++++ LISTED RECORDS

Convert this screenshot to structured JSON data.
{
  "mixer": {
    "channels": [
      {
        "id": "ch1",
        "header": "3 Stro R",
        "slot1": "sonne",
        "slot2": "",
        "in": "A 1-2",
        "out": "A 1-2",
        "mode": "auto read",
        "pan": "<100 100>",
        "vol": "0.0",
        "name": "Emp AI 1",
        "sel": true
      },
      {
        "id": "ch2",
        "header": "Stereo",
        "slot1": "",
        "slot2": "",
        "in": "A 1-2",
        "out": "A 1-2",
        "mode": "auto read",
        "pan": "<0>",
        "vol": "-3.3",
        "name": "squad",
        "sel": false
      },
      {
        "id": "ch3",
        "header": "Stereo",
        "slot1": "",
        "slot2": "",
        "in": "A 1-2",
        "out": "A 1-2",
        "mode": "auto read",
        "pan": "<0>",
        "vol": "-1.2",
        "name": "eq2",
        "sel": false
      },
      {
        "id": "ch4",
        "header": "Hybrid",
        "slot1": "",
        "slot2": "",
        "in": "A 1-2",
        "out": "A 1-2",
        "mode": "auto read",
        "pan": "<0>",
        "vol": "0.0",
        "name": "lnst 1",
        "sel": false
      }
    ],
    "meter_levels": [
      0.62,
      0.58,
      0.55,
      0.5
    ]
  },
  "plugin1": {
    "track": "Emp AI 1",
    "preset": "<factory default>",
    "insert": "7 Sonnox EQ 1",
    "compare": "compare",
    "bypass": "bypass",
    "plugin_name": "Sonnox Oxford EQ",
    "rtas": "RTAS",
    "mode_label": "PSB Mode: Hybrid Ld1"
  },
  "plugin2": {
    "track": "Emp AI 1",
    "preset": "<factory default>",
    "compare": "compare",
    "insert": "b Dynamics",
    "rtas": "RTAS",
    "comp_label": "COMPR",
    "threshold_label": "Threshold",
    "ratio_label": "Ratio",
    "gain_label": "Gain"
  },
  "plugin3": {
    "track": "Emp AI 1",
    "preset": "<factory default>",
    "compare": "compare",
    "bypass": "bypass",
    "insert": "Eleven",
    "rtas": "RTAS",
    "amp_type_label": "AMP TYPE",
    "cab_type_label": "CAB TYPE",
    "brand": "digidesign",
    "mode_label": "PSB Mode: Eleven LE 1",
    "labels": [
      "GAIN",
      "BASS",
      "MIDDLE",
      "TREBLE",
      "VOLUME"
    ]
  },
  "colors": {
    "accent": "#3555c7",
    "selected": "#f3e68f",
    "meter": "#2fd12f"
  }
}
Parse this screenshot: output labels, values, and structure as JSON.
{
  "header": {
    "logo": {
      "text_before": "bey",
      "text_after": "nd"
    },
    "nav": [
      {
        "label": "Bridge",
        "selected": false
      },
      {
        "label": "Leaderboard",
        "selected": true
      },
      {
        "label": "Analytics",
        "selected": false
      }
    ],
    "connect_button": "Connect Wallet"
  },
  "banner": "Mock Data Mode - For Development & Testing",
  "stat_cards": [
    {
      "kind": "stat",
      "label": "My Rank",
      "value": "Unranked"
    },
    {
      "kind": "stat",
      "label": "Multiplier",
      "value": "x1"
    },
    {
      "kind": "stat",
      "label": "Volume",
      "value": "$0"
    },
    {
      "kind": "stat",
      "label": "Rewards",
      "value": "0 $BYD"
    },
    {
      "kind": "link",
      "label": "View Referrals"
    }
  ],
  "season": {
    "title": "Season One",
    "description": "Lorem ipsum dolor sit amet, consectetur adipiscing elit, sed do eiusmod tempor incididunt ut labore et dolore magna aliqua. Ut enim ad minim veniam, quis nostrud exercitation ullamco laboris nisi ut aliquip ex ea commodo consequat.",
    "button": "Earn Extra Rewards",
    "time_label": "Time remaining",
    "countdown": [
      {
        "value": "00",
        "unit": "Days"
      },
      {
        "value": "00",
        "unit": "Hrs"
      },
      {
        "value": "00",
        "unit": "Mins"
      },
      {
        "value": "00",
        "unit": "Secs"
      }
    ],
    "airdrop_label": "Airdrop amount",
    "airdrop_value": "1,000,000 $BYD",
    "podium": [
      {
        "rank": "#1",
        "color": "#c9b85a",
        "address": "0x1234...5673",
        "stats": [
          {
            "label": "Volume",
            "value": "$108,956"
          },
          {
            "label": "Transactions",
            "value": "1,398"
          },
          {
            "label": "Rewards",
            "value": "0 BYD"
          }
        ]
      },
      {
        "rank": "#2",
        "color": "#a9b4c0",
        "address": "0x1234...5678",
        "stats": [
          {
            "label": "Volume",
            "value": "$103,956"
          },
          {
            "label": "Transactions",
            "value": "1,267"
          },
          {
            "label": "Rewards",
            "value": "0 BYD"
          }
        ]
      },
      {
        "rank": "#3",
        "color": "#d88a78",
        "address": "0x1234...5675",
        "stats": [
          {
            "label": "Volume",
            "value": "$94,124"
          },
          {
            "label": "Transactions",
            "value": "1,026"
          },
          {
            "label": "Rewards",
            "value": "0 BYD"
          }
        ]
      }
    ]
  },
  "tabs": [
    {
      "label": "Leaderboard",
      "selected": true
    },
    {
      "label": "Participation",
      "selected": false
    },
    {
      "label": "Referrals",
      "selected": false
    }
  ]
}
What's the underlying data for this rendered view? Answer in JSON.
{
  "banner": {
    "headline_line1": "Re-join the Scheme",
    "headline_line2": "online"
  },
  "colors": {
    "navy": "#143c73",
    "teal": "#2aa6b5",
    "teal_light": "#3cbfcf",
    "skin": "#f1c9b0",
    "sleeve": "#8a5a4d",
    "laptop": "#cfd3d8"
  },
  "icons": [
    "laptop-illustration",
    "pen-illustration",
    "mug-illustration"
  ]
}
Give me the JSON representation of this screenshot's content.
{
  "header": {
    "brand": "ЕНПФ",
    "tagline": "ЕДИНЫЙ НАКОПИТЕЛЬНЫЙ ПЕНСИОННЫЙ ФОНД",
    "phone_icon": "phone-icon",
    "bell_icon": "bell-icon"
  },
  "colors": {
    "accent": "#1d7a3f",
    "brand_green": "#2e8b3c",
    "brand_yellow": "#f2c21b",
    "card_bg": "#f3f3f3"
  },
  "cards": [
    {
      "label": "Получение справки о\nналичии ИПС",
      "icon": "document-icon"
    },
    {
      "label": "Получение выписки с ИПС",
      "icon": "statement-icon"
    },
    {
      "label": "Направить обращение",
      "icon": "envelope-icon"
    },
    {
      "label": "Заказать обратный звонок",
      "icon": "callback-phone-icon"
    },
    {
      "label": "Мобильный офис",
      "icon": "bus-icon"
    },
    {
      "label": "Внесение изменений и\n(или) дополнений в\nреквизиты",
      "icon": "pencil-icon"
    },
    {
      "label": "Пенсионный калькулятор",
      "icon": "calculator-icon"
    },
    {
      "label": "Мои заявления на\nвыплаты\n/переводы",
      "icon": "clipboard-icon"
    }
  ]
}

++++++++

**WHAT THE TASK REQUIRES:**
Take the entries above and copy them out exactly.

**TASK RESULT:**
Convert this screenshot to structured JSON data.
{
  "mixer": {
    "channels": [
      {
        "id": "ch1",
        "header": "3 Stro R",
        "slot1": "sonne",
        "slot2": "",
        "in": "A 1-2",
        "out": "A 1-2",
        "mode": "auto read",
        "pan": "<100 100>",
        "vol": "0.0",
        "name": "Emp AI 1",
        "sel": true
      },
      {
        "id": "ch2",
        "header": "Stereo",
        "slot1": "",
        "slot2": "",
        "in": "A 1-2",
        "out": "A 1-2",
        "mode": "auto read",
        "pan": "<0>",
        "vol": "-3.3",
        "name": "squad",
        "sel": false
      },
      {
        "id": "ch3",
        "header": "Stereo",
        "slot1": "",
        "slot2": "",
        "in": "A 1-2",
        "out": "A 1-2",
        "mode": "auto read",
        "pan": "<0>",
        "vol": "-1.2",
        "name": "eq2",
        "sel": false
      },
      {
        "id": "ch4",
        "header": "Hybrid",
        "slot1": "",
        "slot2": "",
        "in": "A 1-2",
        "out": "A 1-2",
        "mode": "auto read",
        "pan": "<0>",
        "vol": "0.0",
        "name": "lnst 1",
        "sel": false
      }
    ],
    "meter_levels": [
      0.62,
      0.58,
      0.55,
      0.5
    ]
  },
  "plugin1": {
    "track": "Emp AI 1",
    "preset": "<factory default>",
    "insert": "7 Sonnox EQ 1",
    "compare": "compare",
    "bypass": "bypass",
    "plugin_name": "Sonnox Oxford EQ",
    "rtas": "RTAS",
    "mode_label": "PSB Mode: Hybrid Ld1"
  },
  "plugin2": {
    "track": "Emp AI 1",
    "preset": "<factory default>",
    "compare": "compare",
    "insert": "b Dynamics",
    "rtas": "RTAS",
    "comp_label": "COMPR",
    "threshold_label": "Threshold",
    "ratio_label": "Ratio",
    "gain_label": "Gain"
  },
  "plugin3": {
    "track": "Emp AI 1",
    "preset": "<factory default>",
    "compare": "compare",
    "bypass": "bypass",
    "insert": "Eleven",
    "rtas": "RTAS",
    "amp_type_label": "AMP TYPE",
    "cab_type_label": "CAB TYPE",
    "brand": "digidesign",
    "mode_label": "PSB Mode: Eleven LE 1",
    "labels": [
      "GAIN",
      "BASS",
      "MIDDLE",
      "TREBLE",
      "VOLUME"
    ]
  },
  "colors": {
    "accent": "#3555c7",
    "selected": "#f3e68f",
    "meter": "#2fd12f"
  }
}
Parse this screenshot: output labels, values, and structure as JSON.
{
  "header": {
    "logo": {
      "text_before": "bey",
      "text_after": "nd"
    },
    "nav": [
      {
        "label": "Bridge",
        "selected": false
      },
      {
        "label": "Leaderboard",
        "selected": true
      },
      {
        "label": "Analytics",
        "selected": false
      }
    ],
    "connect_button": "Connect Wallet"
  },
  "banner": "Mock Data Mode - For Development & Testing",
  "stat_cards": [
    {
      "kind": "stat",
      "label": "My Rank",
      "value": "Unranked"
    },
    {
      "kind": "stat",
      "label": "Multiplier",
      "value": "x1"
    },
    {
      "kind": "stat",
      "label": "Volume",
      "value": "$0"
    },
    {
      "kind": "stat",
      "label": "Rewards",
      "value": "0 $BYD"
    },
    {
      "kind": "link",
      "label": "View Referrals"
    }
  ],
  "season": {
    "title": "Season One",
    "description": "Lorem ipsum dolor sit amet, consectetur adipiscing elit, sed do eiusmod tempor incididunt ut labore et dolore magna aliqua. Ut enim ad minim veniam, quis nostrud exercitation ullamco laboris nisi ut aliquip ex ea commodo consequat.",
    "button": "Earn Extra Rewards",
    "time_label": "Time remaining",
    "countdown": [
      {
        "value": "00",
        "unit": "Days"
      },
      {
        "value": "00",
        "unit": "Hrs"
      },
      {
        "value": "00",
        "unit": "Mins"
      },
      {
        "value": "00",
        "unit": "Secs"
      }
    ],
    "airdrop_label": "Airdrop amount",
    "airdrop_value": "1,000,000 $BYD",
    "podium": [
      {
        "rank": "#1",
        "color": "#c9b85a",
        "address": "0x1234...5673",
        "stats": [
          {
            "label": "Volume",
            "value": "$108,956"
          },
          {
            "label": "Transactions",
            "value": "1,398"
          },
          {
            "label": "Rewards",
            "value": "0 BYD"
          }
        ]
      },
      {
        "rank": "#2",
        "color": "#a9b4c0",
        "address": "0x1234...5678",
        "stats": [
          {
            "label": "Volume",
            "value": "$103,956"
          },
          {
            "label": "Transactions",
            "value": "1,267"
          },
          {
            "label": "Rewards",
            "value": "0 BYD"
          }
        ]
      },
      {
        "rank": "#3",
        "color": "#d88a78",
        "address": "0x1234...5675",
        "stats": [
          {
            "label": "Volume",
            "value": "$94,124"
          },
          {
            "label": "Transactions",
            "value": "1,026"
          },
          {
            "label": "Rewards",
            "value": "0 BYD"
          }
        ]
      }
    ]
  },
  "tabs": [
    {
      "label": "Leaderboard",
      "selected": true
    },
    {
      "label": "Participation",
      "selected": false
    },
    {
      "label": "Referrals",
      "selected": false
    }
  ]
}
What's the underlying data for this rendered view? Answer in JSON.
{
  "banner": {
    "headline_line1": "Re-join the Scheme",
    "headline_line2": "online"
  },
  "colors": {
    "navy": "#143c73",
    "teal": "#2aa6b5",
    "teal_light": "#3cbfcf",
    "skin": "#f1c9b0",
    "sleeve": "#8a5a4d",
    "laptop": "#cfd3d8"
  },
  "icons": [
    "laptop-illustration",
    "pen-illustration",
    "mug-illustration"
  ]
}
Give me the JSON representation of this screenshot's content.
{
  "header": {
    "brand": "ЕНПФ",
    "tagline": "ЕДИНЫЙ НАКОПИТЕЛЬНЫЙ ПЕНСИОННЫЙ ФОНД",
    "phone_icon": "phone-icon",
    "bell_icon": "bell-icon"
  },
  "colors": {
    "accent": "#1d7a3f",
    "brand_green": "#2e8b3c",
    "brand_yellow": "#f2c21b",
    "card_bg": "#f3f3f3"
  },
  "cards": [
    {
      "label": "Получение справки о\nналичии ИПС",
      "icon": "document-icon"
    },
    {
      "label": "Получение выписки с ИПС",
      "icon": "statement-icon"
    },
    {
      "label": "Направить обращение",
      "icon": "envelope-icon"
    },
    {
      "label": "Заказать обратный звонок",
      "icon": "callback-phone-icon"
    },
    {
      "label": "Мобильный офис",
      "icon": "bus-icon"
    },
    {
      "label": "Внесение изменений и\n(или) дополнений в\nреквизиты",
      "icon": "pencil-icon"
    },
    {
      "label": "Пенсионный калькулятор",
      "icon": "calculator-icon"
    },
    {
      "label": "Мои заявления на\nвыплаты\n/переводы",
      "icon": "clipboard-icon"
    }
  ]
}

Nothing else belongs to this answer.